*EXERCISE*.
The data below should be restated word for word, with every picture omitted.

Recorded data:

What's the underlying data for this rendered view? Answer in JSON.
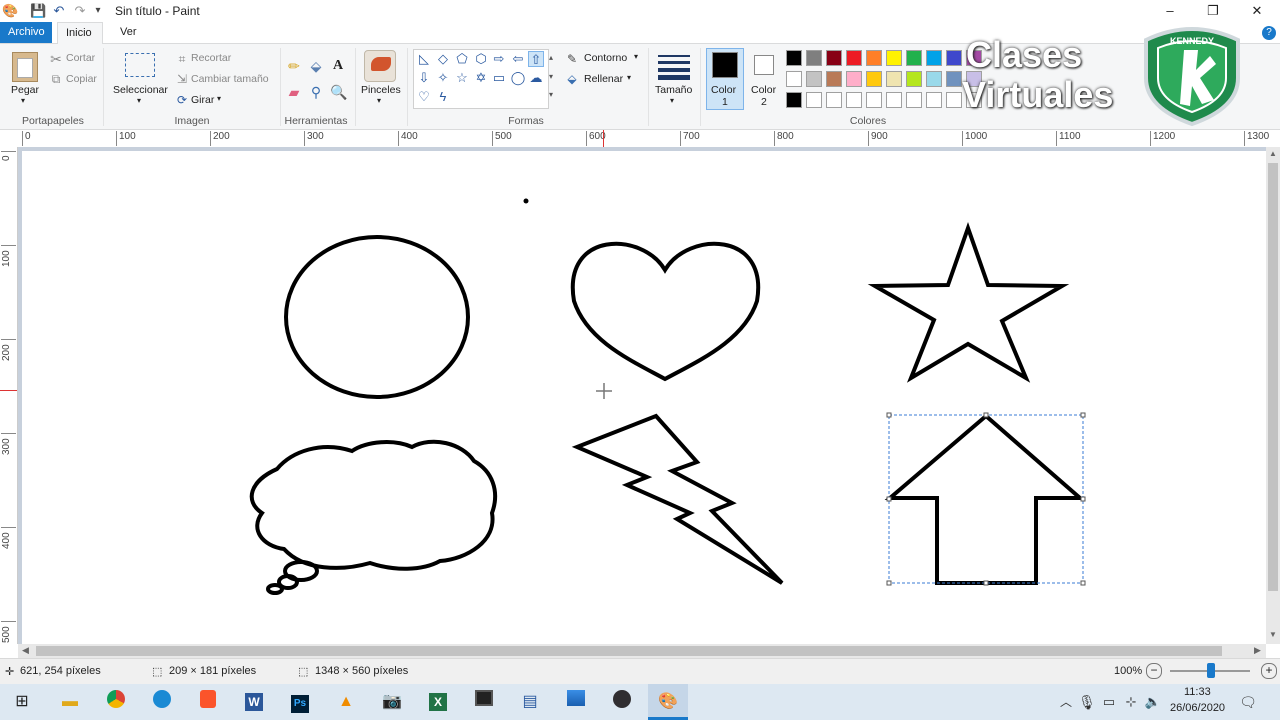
{
  "window": {
    "title": "Sin título - Paint",
    "minimize_icon": "minimize-icon",
    "maximize_icon": "restore-icon",
    "close_icon": "close-icon"
  },
  "tabs": [
    {
      "label": "Archivo"
    },
    {
      "label": "Inicio"
    },
    {
      "label": "Ver"
    }
  ],
  "ribbon": {
    "portapapeles": {
      "label": "Portapapeles",
      "pegar": "Pegar",
      "cortar": "Cortar",
      "copiar": "Copiar"
    },
    "imagen": {
      "label": "Imagen",
      "seleccionar": "Seleccionar",
      "recortar": "Recortar",
      "cambiar": "Cambiar tamaño",
      "girar": "Girar"
    },
    "herramientas": {
      "label": "Herramientas"
    },
    "pinceles": {
      "label": "Pinceles"
    },
    "formas": {
      "label": "Formas",
      "contorno": "Contorno",
      "rellenar": "Rellenar"
    },
    "tamano": {
      "label": "Tamaño"
    },
    "color1": {
      "label": "Color",
      "sub": "1",
      "value": "#000000"
    },
    "color2": {
      "label": "Color",
      "sub": "2",
      "value": "#ffffff"
    },
    "colores": {
      "label": "Colores"
    },
    "palette_row1": [
      "#000000",
      "#7f7f7f",
      "#880015",
      "#ed1c24",
      "#ff7f27",
      "#fff200",
      "#22b14c",
      "#00a2e8",
      "#3f48cc",
      "#a349a4"
    ],
    "palette_row2": [
      "#ffffff",
      "#c3c3c3",
      "#b97a57",
      "#ffaec9",
      "#ffc90e",
      "#efe4b0",
      "#b5e61d",
      "#99d9ea",
      "#7092be",
      "#c8bfe7"
    ],
    "palette_row3": [
      "#000000",
      "#ffffff",
      "#ffffff",
      "#ffffff",
      "#ffffff",
      "#ffffff",
      "#ffffff",
      "#ffffff",
      "#ffffff",
      "#ffffff"
    ]
  },
  "ruler": {
    "top": [
      "0",
      "100",
      "200",
      "300",
      "400",
      "500",
      "600",
      "700",
      "800",
      "900",
      "1000",
      "1100",
      "1200",
      "1300"
    ],
    "left": [
      "0",
      "100",
      "200",
      "300",
      "400",
      "500"
    ]
  },
  "status": {
    "cursor": "621, 254 píxeles",
    "selection": "209 × 181 píxeles",
    "canvas": "1348 × 560 píxeles",
    "zoom": "100%"
  },
  "watermark": {
    "line1": "Clases",
    "line2": "Virtuales"
  },
  "taskbar": {
    "time": "11:33",
    "date": "26/06/2020"
  }
}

*RESPONSE TO THE EXERCISE*.
What's the underlying data for this rendered view? Answer in JSON.
{
  "window": {
    "title": "Sin título - Paint",
    "minimize_icon": "minimize-icon",
    "maximize_icon": "restore-icon",
    "close_icon": "close-icon"
  },
  "tabs": [
    {
      "label": "Archivo"
    },
    {
      "label": "Inicio"
    },
    {
      "label": "Ver"
    }
  ],
  "ribbon": {
    "portapapeles": {
      "label": "Portapapeles",
      "pegar": "Pegar",
      "cortar": "Cortar",
      "copiar": "Copiar"
    },
    "imagen": {
      "label": "Imagen",
      "seleccionar": "Seleccionar",
      "recortar": "Recortar",
      "cambiar": "Cambiar tamaño",
      "girar": "Girar"
    },
    "herramientas": {
      "label": "Herramientas"
    },
    "pinceles": {
      "label": "Pinceles"
    },
    "formas": {
      "label": "Formas",
      "contorno": "Contorno",
      "rellenar": "Rellenar"
    },
    "tamano": {
      "label": "Tamaño"
    },
    "color1": {
      "label": "Color",
      "sub": "1",
      "value": "#000000"
    },
    "color2": {
      "label": "Color",
      "sub": "2",
      "value": "#ffffff"
    },
    "colores": {
      "label": "Colores"
    },
    "palette_row1": [
      "#000000",
      "#7f7f7f",
      "#880015",
      "#ed1c24",
      "#ff7f27",
      "#fff200",
      "#22b14c",
      "#00a2e8",
      "#3f48cc",
      "#a349a4"
    ],
    "palette_row2": [
      "#ffffff",
      "#c3c3c3",
      "#b97a57",
      "#ffaec9",
      "#ffc90e",
      "#efe4b0",
      "#b5e61d",
      "#99d9ea",
      "#7092be",
      "#c8bfe7"
    ],
    "palette_row3": [
      "#000000",
      "#ffffff",
      "#ffffff",
      "#ffffff",
      "#ffffff",
      "#ffffff",
      "#ffffff",
      "#ffffff",
      "#ffffff",
      "#ffffff"
    ]
  },
  "ruler": {
    "top": [
      "0",
      "100",
      "200",
      "300",
      "400",
      "500",
      "600",
      "700",
      "800",
      "900",
      "1000",
      "1100",
      "1200",
      "1300"
    ],
    "left": [
      "0",
      "100",
      "200",
      "300",
      "400",
      "500"
    ]
  },
  "status": {
    "cursor": "621, 254 píxeles",
    "selection": "209 × 181 píxeles",
    "canvas": "1348 × 560 píxeles",
    "zoom": "100%"
  },
  "watermark": {
    "line1": "Clases",
    "line2": "Virtuales"
  },
  "taskbar": {
    "time": "11:33",
    "date": "26/06/2020"
  }
}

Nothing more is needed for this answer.